Listes d'éléments annotées
- - - - -
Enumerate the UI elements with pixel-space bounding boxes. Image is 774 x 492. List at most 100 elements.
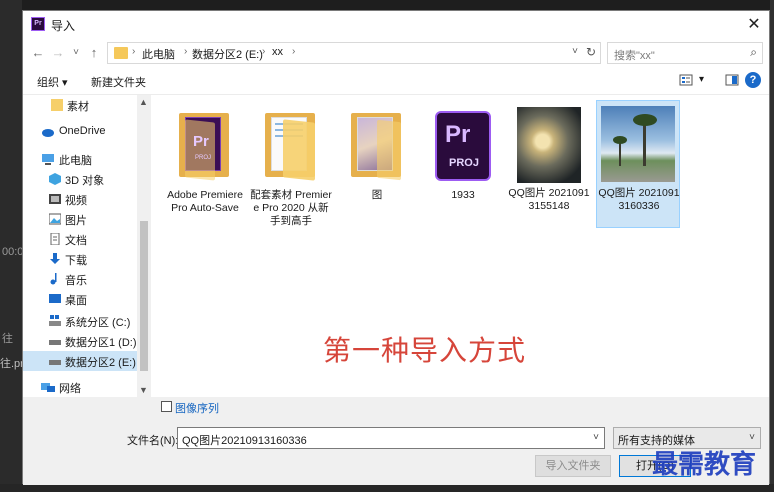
breadcrumb-drive-e[interactable]: 数据分区2 (E:) xyxy=(192,46,263,62)
sidebar-item-label: 数据分区2 (E:) xyxy=(65,357,136,369)
sidebar-item-music[interactable]: 音乐 xyxy=(23,269,137,289)
command-toolbar: 组织 ▾ 新建文件夹 ▾ ? xyxy=(23,67,769,95)
desktop-icon xyxy=(49,293,61,305)
sidebar-item-drive-c[interactable]: 系统分区 (C:) xyxy=(23,311,137,331)
sidebar-item-onedrive[interactable]: OneDrive xyxy=(23,122,137,142)
breadcrumb-xx[interactable]: xx xyxy=(272,46,283,58)
flowers-image-thumbnail xyxy=(517,107,581,183)
sidebar-item-desktop[interactable]: 桌面 xyxy=(23,289,137,309)
address-bar[interactable]: › 此电脑 › 数据分区2 (E:) › xx › ˅ ↻ xyxy=(107,42,601,64)
search-placeholder: 搜索"xx" xyxy=(614,50,655,62)
premiere-app-icon: Pr xyxy=(31,17,45,31)
file-list: Pr PROJ Adobe Premiere Pro Auto-Save 配套素… xyxy=(151,95,769,397)
filename-dropdown-chevron-icon[interactable]: ˅ xyxy=(593,432,599,443)
recent-locations-chevron-icon[interactable]: ˅ xyxy=(67,43,85,63)
sidebar-item-label: 数据分区1 (D:) xyxy=(65,337,137,349)
document-icon xyxy=(49,232,61,246)
tutorial-annotation: 第一种导入方式 xyxy=(323,334,527,367)
navigation-pane-scrollbar[interactable]: ▲ ▼ xyxy=(137,95,151,397)
sidebar-item-videos[interactable]: 视频 xyxy=(23,189,137,209)
sidebar-item-label: 此电脑 xyxy=(59,155,92,167)
sidebar-item-label: 素材 xyxy=(67,101,89,113)
sidebar-item-drive-e[interactable]: 数据分区2 (E:) xyxy=(23,351,137,371)
folder-icon xyxy=(114,47,128,59)
file-item-qq-image-160336[interactable]: QQ图片 20210913160336 xyxy=(596,100,680,228)
search-icon[interactable]: ⌕ xyxy=(750,45,757,60)
background-panel-bottom xyxy=(0,484,774,492)
sidebar-item-drive-d[interactable]: 数据分区1 (D:) xyxy=(23,331,137,351)
premiere-project-icon: Pr PROJ xyxy=(435,111,491,181)
sidebar-item-label: 桌面 xyxy=(65,295,87,307)
video-icon xyxy=(49,193,61,205)
background-text: 往 xyxy=(2,333,13,345)
file-item-image-folder[interactable]: 图 xyxy=(335,101,419,211)
image-sequence-label[interactable]: 图像序列 xyxy=(175,400,219,416)
background-timecode: 00:0 xyxy=(2,246,24,258)
breadcrumb-separator: › xyxy=(132,46,136,57)
sidebar-item-3d-objects[interactable]: 3D 对象 xyxy=(23,169,137,189)
file-name: 图 xyxy=(371,189,383,201)
filename-value: QQ图片20210913160336 xyxy=(182,435,307,447)
premiere-project-icon-label: Pr xyxy=(445,121,471,148)
drive-icon xyxy=(49,355,61,367)
filename-input[interactable]: QQ图片20210913160336 ˅ xyxy=(177,427,605,449)
music-icon xyxy=(49,273,61,285)
windows-drive-icon xyxy=(49,315,61,327)
sidebar-item-label: 3D 对象 xyxy=(65,175,105,187)
breadcrumb-separator: › xyxy=(184,46,188,57)
dialog-title: 导入 xyxy=(51,19,76,33)
drive-icon xyxy=(49,335,61,347)
up-arrow-icon[interactable]: ↑ xyxy=(85,43,103,63)
background-panel-left: 00:0 往 往.pr xyxy=(0,0,24,492)
forward-arrow-icon[interactable]: → xyxy=(49,43,67,63)
address-dropdown-chevron-icon[interactable]: ˅ xyxy=(572,46,578,57)
search-box[interactable]: 搜索"xx" ⌕ xyxy=(607,42,763,64)
import-folder-button[interactable]: 导入文件夹 xyxy=(535,455,611,477)
file-item-1933-project[interactable]: Pr PROJ 1933 xyxy=(421,101,505,211)
sidebar-item-network[interactable]: 网络 xyxy=(23,377,137,397)
image-sequence-checkbox[interactable] xyxy=(161,401,172,412)
navigation-bar: ← → ˅ ↑ › 此电脑 › 数据分区2 (E:) › xx › ˅ ↻ 搜索… xyxy=(23,39,769,67)
cube-icon xyxy=(49,173,61,185)
sidebar-item-label: 文档 xyxy=(65,235,87,247)
file-item-qq-image-155148[interactable]: QQ图片 20210913155148 xyxy=(507,101,591,241)
view-options-icon[interactable] xyxy=(679,73,693,87)
folder-icon xyxy=(51,99,63,111)
refresh-icon[interactable]: ↻ xyxy=(586,45,596,59)
navigation-pane: 素材 OneDrive 此电脑 3D 对象 视频 图片 文档 下载 音乐 桌面 … xyxy=(23,95,151,397)
premiere-project-icon-sublabel: PROJ xyxy=(449,157,479,169)
scrollbar-thumb[interactable] xyxy=(140,221,148,371)
organize-menu[interactable]: 组织 ▾ xyxy=(37,74,68,90)
close-icon[interactable]: ✕ xyxy=(739,11,769,39)
sidebar-item-downloads[interactable]: 下载 xyxy=(23,249,137,269)
file-item-autosave-folder[interactable]: Pr PROJ Adobe Premiere Pro Auto-Save xyxy=(163,101,247,231)
scroll-down-icon[interactable]: ▼ xyxy=(139,385,148,395)
help-icon[interactable]: ? xyxy=(745,72,761,88)
sidebar-item-label: 下载 xyxy=(65,255,87,267)
sidebar-item-label: 音乐 xyxy=(65,275,87,287)
premiere-folder-icon: Pr PROJ xyxy=(179,113,229,181)
preview-pane-icon[interactable] xyxy=(725,73,739,87)
breadcrumb-this-pc[interactable]: 此电脑 xyxy=(142,46,175,62)
view-dropdown-icon[interactable]: ▾ xyxy=(699,74,704,85)
title-bar: Pr 导入 ✕ xyxy=(23,11,769,39)
sidebar-item-pictures[interactable]: 图片 xyxy=(23,209,137,229)
sidebar-item-label: 视频 xyxy=(65,195,87,207)
breadcrumb-separator: › xyxy=(262,46,266,57)
file-item-materials-folder[interactable]: 配套素材 Premiere Pro 2020 从新手到高手 xyxy=(249,101,333,251)
file-name: 配套素材 Premiere Pro 2020 从新手到高手 xyxy=(250,189,332,227)
picture-icon xyxy=(48,213,62,225)
watermark-logo: 最需教育 xyxy=(652,450,757,480)
file-type-dropdown-chevron-icon[interactable]: ˅ xyxy=(749,432,755,443)
file-name: Adobe Premiere Pro Auto-Save xyxy=(167,189,243,214)
sidebar-item-this-pc[interactable]: 此电脑 xyxy=(23,149,137,169)
file-name: QQ图片 20210913155148 xyxy=(508,187,590,212)
new-folder-button[interactable]: 新建文件夹 xyxy=(91,74,146,90)
network-icon xyxy=(41,381,55,393)
file-name: QQ图片 20210913160336 xyxy=(598,187,680,212)
sidebar-item-materials[interactable]: 素材 xyxy=(23,95,137,115)
palm-trees-image-thumbnail xyxy=(601,106,675,182)
scroll-up-icon[interactable]: ▲ xyxy=(139,97,148,107)
back-arrow-icon[interactable]: ← xyxy=(29,43,47,63)
sidebar-item-documents[interactable]: 文档 xyxy=(23,229,137,249)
- - - - -
Consigne
Renommez «file-name» en «file-title» dans tout le matériel ci-dessus, puis recopiez-en les lignes sans aucune autre modification. N'incluez pas les images dans votre réponse.

Réponse
Enumerate the UI elements with pixel-space bounding boxes. Image is 774 x 492. List at most 100 elements.
breadcrumb-drive-e[interactable]: 数据分区2 (E:) xyxy=(192,46,263,62)
sidebar-item-label: 数据分区2 (E:) xyxy=(65,357,136,369)
sidebar-item-music[interactable]: 音乐 xyxy=(23,269,137,289)
command-toolbar: 组织 ▾ 新建文件夹 ▾ ? xyxy=(23,67,769,95)
desktop-icon xyxy=(49,293,61,305)
sidebar-item-drive-c[interactable]: 系统分区 (C:) xyxy=(23,311,137,331)
sidebar-item-onedrive[interactable]: OneDrive xyxy=(23,122,137,142)
breadcrumb-xx[interactable]: xx xyxy=(272,46,283,58)
flowers-image-thumbnail xyxy=(517,107,581,183)
sidebar-item-desktop[interactable]: 桌面 xyxy=(23,289,137,309)
address-bar[interactable]: › 此电脑 › 数据分区2 (E:) › xx › ˅ ↻ xyxy=(107,42,601,64)
search-placeholder: 搜索"xx" xyxy=(614,50,655,62)
premiere-app-icon: Pr xyxy=(31,17,45,31)
file-list: Pr PROJ Adobe Premiere Pro Auto-Save 配套素… xyxy=(151,95,769,397)
filename-dropdown-chevron-icon[interactable]: ˅ xyxy=(593,432,599,443)
recent-locations-chevron-icon[interactable]: ˅ xyxy=(67,43,85,63)
sidebar-item-label: 数据分区1 (D:) xyxy=(65,337,137,349)
document-icon xyxy=(49,232,61,246)
tutorial-annotation: 第一种导入方式 xyxy=(323,334,527,367)
navigation-pane-scrollbar[interactable]: ▲ ▼ xyxy=(137,95,151,397)
sidebar-item-videos[interactable]: 视频 xyxy=(23,189,137,209)
sidebar-item-label: 此电脑 xyxy=(59,155,92,167)
sidebar-item-label: 素材 xyxy=(67,101,89,113)
sidebar-item-drive-e[interactable]: 数据分区2 (E:) xyxy=(23,351,137,371)
folder-icon xyxy=(114,47,128,59)
file-item-qq-image-160336[interactable]: QQ图片 20210913160336 xyxy=(596,100,680,228)
search-icon[interactable]: ⌕ xyxy=(750,45,757,60)
background-panel-bottom xyxy=(0,484,774,492)
sidebar-item-drive-d[interactable]: 数据分区1 (D:) xyxy=(23,331,137,351)
premiere-project-icon: Pr PROJ xyxy=(435,111,491,181)
sidebar-item-label: 桌面 xyxy=(65,295,87,307)
video-icon xyxy=(49,193,61,205)
background-text: 往 xyxy=(2,333,13,345)
file-item-image-folder[interactable]: 图 xyxy=(335,101,419,211)
image-sequence-label[interactable]: 图像序列 xyxy=(175,400,219,416)
background-timecode: 00:0 xyxy=(2,246,24,258)
breadcrumb-separator: › xyxy=(132,46,136,57)
sidebar-item-3d-objects[interactable]: 3D 对象 xyxy=(23,169,137,189)
file-title: 图 xyxy=(371,189,383,201)
filename-value: QQ图片20210913160336 xyxy=(182,435,307,447)
premiere-project-icon-label: Pr xyxy=(445,121,471,148)
drive-icon xyxy=(49,355,61,367)
filename-input[interactable]: QQ图片20210913160336 ˅ xyxy=(177,427,605,449)
music-icon xyxy=(49,273,61,285)
windows-drive-icon xyxy=(49,315,61,327)
sidebar-item-label: 3D 对象 xyxy=(65,175,105,187)
breadcrumb-separator: › xyxy=(184,46,188,57)
dialog-title: 导入 xyxy=(51,19,76,33)
drive-icon xyxy=(49,335,61,347)
up-arrow-icon[interactable]: ↑ xyxy=(85,43,103,63)
background-panel-left: 00:0 往 往.pr xyxy=(0,0,24,492)
forward-arrow-icon[interactable]: → xyxy=(49,43,67,63)
address-dropdown-chevron-icon[interactable]: ˅ xyxy=(572,46,578,57)
search-box[interactable]: 搜索"xx" ⌕ xyxy=(607,42,763,64)
import-folder-button[interactable]: 导入文件夹 xyxy=(535,455,611,477)
file-item-1933-project[interactable]: Pr PROJ 1933 xyxy=(421,101,505,211)
sidebar-item-network[interactable]: 网络 xyxy=(23,377,137,397)
image-sequence-checkbox[interactable] xyxy=(161,401,172,412)
navigation-bar: ← → ˅ ↑ › 此电脑 › 数据分区2 (E:) › xx › ˅ ↻ 搜索… xyxy=(23,39,769,67)
cube-icon xyxy=(49,173,61,185)
sidebar-item-label: 文档 xyxy=(65,235,87,247)
file-item-qq-image-155148[interactable]: QQ图片 20210913155148 xyxy=(507,101,591,241)
view-options-icon[interactable] xyxy=(679,73,693,87)
folder-icon xyxy=(51,99,63,111)
refresh-icon[interactable]: ↻ xyxy=(586,45,596,59)
navigation-pane: 素材 OneDrive 此电脑 3D 对象 视频 图片 文档 下载 音乐 桌面 … xyxy=(23,95,151,397)
premiere-project-icon-sublabel: PROJ xyxy=(449,157,479,169)
scrollbar-thumb[interactable] xyxy=(140,221,148,371)
organize-menu[interactable]: 组织 ▾ xyxy=(37,74,68,90)
close-icon[interactable]: ✕ xyxy=(739,11,769,39)
sidebar-item-downloads[interactable]: 下载 xyxy=(23,249,137,269)
file-item-autosave-folder[interactable]: Pr PROJ Adobe Premiere Pro Auto-Save xyxy=(163,101,247,231)
scroll-down-icon[interactable]: ▼ xyxy=(139,385,148,395)
help-icon[interactable]: ? xyxy=(745,72,761,88)
sidebar-item-label: 下载 xyxy=(65,255,87,267)
sidebar-item-label: 音乐 xyxy=(65,275,87,287)
premiere-folder-icon: Pr PROJ xyxy=(179,113,229,181)
preview-pane-icon[interactable] xyxy=(725,73,739,87)
breadcrumb-this-pc[interactable]: 此电脑 xyxy=(142,46,175,62)
view-dropdown-icon[interactable]: ▾ xyxy=(699,74,704,85)
title-bar: Pr 导入 ✕ xyxy=(23,11,769,39)
sidebar-item-pictures[interactable]: 图片 xyxy=(23,209,137,229)
sidebar-item-label: 视频 xyxy=(65,195,87,207)
breadcrumb-separator: › xyxy=(262,46,266,57)
file-item-materials-folder[interactable]: 配套素材 Premiere Pro 2020 从新手到高手 xyxy=(249,101,333,251)
file-title: 配套素材 Premiere Pro 2020 从新手到高手 xyxy=(250,189,332,227)
picture-icon xyxy=(48,213,62,225)
watermark-logo: 最需教育 xyxy=(652,450,757,480)
file-type-dropdown-chevron-icon[interactable]: ˅ xyxy=(749,432,755,443)
file-title: Adobe Premiere Pro Auto-Save xyxy=(167,189,243,214)
sidebar-item-this-pc[interactable]: 此电脑 xyxy=(23,149,137,169)
file-title: QQ图片 20210913155148 xyxy=(508,187,590,212)
new-folder-button[interactable]: 新建文件夹 xyxy=(91,74,146,90)
network-icon xyxy=(41,381,55,393)
file-title: QQ图片 20210913160336 xyxy=(598,187,680,212)
sidebar-item-materials[interactable]: 素材 xyxy=(23,95,137,115)
palm-trees-image-thumbnail xyxy=(601,106,675,182)
scroll-up-icon[interactable]: ▲ xyxy=(139,97,148,107)
back-arrow-icon[interactable]: ← xyxy=(29,43,47,63)
sidebar-item-documents[interactable]: 文档 xyxy=(23,229,137,249)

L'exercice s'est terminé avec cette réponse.